* [What to do]: Continue the page on BGI's bioinformatics software after its final sentence, keeping the same style.

* [Source passage]:
——
Bioinformatics Software
BGI has developed a series of bioinformatics analysis tools for various applications. SOAP (Short Oligonucleotide Alignment Program) has been in evolution from a single alignment tool to a package that provides full solution to next generation sequencing data analysis, and has been widely adopted by more than 10,000 users. BGI also applies a variety of open source software, for example ABySS and Velvet, in order to provide comprehensive bioinformatics analysis for our sequencing services.
The following is a list of software developed by BGI:
SOAPdenovo - SOAPdenovo, a short read de novo assembly tool, is a package for assembling short oligonucleotide into contigs and scaffolds. SOAP family software can be found here (http://soap.genomics.org.cn/).
RePS (repeat-masked Phrap with scaffolding) - RePS is a WGS sequence assembler. It identifies repeated kmer sequences and deletes WGS sequence prior to assembly. The established software Phrap is used to compute meaningful error probabilities for each base. Clone-end-pairing information is used to construct scaffolds that order and orient the contigs. The updated version of RePS incorporates some of the ideas introduced by Phusion on clustering.
Exon_Capture_Pipeline - Whole-genome exon trapping analysis software.
Maq (Mapping and Assembly with Quality) - Maq builds assemblies by mapping short reads to reference sequences. Maq was previously known as mapass2.
——
* [Records]:
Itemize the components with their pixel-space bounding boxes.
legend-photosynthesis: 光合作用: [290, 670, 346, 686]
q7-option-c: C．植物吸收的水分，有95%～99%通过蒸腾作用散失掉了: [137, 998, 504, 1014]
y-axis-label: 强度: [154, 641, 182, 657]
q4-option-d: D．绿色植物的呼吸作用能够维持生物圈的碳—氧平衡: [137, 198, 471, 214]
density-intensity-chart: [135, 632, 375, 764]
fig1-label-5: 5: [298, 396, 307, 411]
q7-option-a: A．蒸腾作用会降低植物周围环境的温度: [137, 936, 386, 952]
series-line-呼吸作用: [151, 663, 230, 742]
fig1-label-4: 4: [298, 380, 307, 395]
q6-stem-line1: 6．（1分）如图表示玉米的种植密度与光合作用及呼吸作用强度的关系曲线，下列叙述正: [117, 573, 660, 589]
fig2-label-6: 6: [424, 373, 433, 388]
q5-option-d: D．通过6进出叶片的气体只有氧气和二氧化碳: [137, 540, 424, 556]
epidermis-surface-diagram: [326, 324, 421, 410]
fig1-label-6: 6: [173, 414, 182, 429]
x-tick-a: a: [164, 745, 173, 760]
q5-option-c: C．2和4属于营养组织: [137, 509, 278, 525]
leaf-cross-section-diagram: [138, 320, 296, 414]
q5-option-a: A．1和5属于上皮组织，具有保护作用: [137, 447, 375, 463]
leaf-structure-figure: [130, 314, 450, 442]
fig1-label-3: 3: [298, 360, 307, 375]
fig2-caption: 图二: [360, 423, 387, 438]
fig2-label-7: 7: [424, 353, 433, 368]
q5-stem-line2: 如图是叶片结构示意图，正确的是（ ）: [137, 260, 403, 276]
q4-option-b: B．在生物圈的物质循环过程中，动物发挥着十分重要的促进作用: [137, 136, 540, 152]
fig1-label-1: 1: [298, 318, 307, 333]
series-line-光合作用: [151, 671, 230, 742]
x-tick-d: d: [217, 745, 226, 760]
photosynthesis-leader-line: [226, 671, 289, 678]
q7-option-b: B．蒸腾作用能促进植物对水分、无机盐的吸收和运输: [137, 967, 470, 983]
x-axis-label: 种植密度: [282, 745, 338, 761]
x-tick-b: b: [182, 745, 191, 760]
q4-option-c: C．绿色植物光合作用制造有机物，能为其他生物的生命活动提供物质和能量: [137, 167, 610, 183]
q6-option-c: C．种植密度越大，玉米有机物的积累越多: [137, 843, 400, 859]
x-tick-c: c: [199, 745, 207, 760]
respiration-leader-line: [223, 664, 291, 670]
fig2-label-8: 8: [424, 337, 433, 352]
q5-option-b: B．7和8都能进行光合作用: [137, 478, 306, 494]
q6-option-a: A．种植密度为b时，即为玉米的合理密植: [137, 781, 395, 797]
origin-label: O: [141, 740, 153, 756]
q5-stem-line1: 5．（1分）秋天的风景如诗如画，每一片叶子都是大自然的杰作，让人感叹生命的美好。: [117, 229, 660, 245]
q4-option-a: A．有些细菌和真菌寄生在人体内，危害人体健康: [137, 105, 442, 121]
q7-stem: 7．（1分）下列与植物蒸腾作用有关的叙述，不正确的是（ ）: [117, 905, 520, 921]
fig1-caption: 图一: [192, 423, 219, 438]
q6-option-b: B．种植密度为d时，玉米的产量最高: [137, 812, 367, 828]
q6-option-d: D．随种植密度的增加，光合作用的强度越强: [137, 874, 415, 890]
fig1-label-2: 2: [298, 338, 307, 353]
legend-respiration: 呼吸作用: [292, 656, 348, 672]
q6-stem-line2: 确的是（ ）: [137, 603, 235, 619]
——
* [Result below]:
ReAS - Software to recover ancestral sequences for transposable elements using unassembled reads from a whole genome shotgun sequencing.
SOAPaligner/soap2 - SOAPaligner/soap2 is a program for faster and more efficient alignment for short oligonucleotide onto reference sequences. SOAPaligner/soap2 is compatible with numerous applications, including single-read or pair-end resequencing.
SOAPsnp - SOAPsnp is an accurate consensus sequence builder based on Soap1 and SOAPaligner/soap2′s alignment output. It calculates a quality score for each consensus base, which can be used for any latter process to call SNPs.
SOAPindel - SOAPindel is developed to find the insertion and deletion specially for re-sequence technology.
SOAPsv - SOAPsv is a program for detecting the structural variation.
SOAP3/GPU - SOAP3 is a GPU-based software for aligning short reads with a reference sequence. It can find all alignments with k mismatches, where k is chosen from 0 to 3. When compared with its previous version SOAP2, SOAP3 can be up to tens of times faster.
MIEREAP - This is used to identify both known and novel microRNAs from small RNA libraries that were deeply sequenced using Illumina-Solexa/454/Solid technology.
FGF - (Fishing Gene Family, http://fgf.genomics.org.cn/) – This finds gene families, plots phylogenetic trees, and provides evolutionary information to gene duplication.
SVBP - This provides reliability tests and results visualization for sequence assembly.
WEGO - (Web Gene Ontology Annotation Plot, http://wego.genomics.org.cn/cgi-bin/wego/index.pl) – Web Gene Ontology Annotation Plot is a useful tool for plotting GO annotation results especially for comparative genomics.
HIBAIS - Ancestor deduction software based on HapMap.
SOLEXA-MRNATAG_PIPELINE - Digital gene expression software based on Illumina-Solexa sequencing data
CAT (Cross-species Alignment Tool) - Allows mRNA sequence and mammalian genome alignment across species
KaKs_Calculator - This calculates nonsynonymous (Ka) and synonymous (Ks) substitution rates. More information is available here http://evolution.genomics.org.cn/software.htm.